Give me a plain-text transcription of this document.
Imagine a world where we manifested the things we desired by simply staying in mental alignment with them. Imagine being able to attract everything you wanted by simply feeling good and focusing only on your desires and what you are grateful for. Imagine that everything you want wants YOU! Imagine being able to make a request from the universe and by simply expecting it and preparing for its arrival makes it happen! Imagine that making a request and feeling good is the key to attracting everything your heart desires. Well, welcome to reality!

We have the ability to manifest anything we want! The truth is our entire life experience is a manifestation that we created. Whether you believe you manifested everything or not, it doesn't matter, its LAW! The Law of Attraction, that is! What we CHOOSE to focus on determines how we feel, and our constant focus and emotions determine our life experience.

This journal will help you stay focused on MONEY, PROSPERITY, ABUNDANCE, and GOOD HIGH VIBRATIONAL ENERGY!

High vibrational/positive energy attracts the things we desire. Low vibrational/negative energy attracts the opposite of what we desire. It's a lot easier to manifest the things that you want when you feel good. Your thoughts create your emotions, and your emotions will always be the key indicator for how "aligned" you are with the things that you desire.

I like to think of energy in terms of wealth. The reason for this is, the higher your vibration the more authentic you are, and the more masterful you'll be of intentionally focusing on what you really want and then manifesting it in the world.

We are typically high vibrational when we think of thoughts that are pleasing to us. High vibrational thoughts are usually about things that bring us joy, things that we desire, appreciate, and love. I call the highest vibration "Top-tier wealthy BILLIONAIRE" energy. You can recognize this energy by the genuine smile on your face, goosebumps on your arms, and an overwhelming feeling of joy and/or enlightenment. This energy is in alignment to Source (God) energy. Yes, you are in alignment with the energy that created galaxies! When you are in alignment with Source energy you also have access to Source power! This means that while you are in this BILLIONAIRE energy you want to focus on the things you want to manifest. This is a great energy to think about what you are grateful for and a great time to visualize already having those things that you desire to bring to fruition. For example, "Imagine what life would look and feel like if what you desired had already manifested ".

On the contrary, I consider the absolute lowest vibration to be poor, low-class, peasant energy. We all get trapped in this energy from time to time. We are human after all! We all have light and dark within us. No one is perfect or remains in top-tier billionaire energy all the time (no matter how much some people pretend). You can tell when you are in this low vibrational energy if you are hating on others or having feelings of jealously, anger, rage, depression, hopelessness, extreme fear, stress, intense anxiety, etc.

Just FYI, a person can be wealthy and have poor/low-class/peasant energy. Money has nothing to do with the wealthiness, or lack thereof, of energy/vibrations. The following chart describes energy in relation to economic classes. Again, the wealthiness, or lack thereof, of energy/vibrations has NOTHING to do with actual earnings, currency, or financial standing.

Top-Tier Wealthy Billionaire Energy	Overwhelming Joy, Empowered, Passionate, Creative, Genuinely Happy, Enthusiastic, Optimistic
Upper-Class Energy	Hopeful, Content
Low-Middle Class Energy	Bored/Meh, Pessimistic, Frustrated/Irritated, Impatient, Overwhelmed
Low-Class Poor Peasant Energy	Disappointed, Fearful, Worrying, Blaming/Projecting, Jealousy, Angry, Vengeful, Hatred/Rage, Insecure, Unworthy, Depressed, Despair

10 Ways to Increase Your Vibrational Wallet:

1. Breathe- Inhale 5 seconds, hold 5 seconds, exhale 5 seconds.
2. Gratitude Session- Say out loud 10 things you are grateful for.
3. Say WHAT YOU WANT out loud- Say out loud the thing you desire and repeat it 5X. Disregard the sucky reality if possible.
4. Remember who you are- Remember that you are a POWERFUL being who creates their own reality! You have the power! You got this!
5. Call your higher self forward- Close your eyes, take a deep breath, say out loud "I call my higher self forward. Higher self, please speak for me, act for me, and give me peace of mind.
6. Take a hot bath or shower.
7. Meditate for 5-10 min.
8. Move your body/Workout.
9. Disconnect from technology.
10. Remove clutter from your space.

=-=-=-=-=

Problem statement :: Pick out the lines containing the word "will" and show them.

Finished task ::
This journal will help you stay focused on MONEY, PROSPERITY, ABUNDANCE, and GOOD HIGH VIBRATIONAL ENERGY!
High vibrational/positive energy attracts the things we desire. Low vibrational/negative energy attracts the opposite of what we desire. It's a lot easier to manifest the things that you want when you feel good. Your thoughts create your emotions, and your emotions will always be the key indicator for how "aligned" you are with the things that you desire.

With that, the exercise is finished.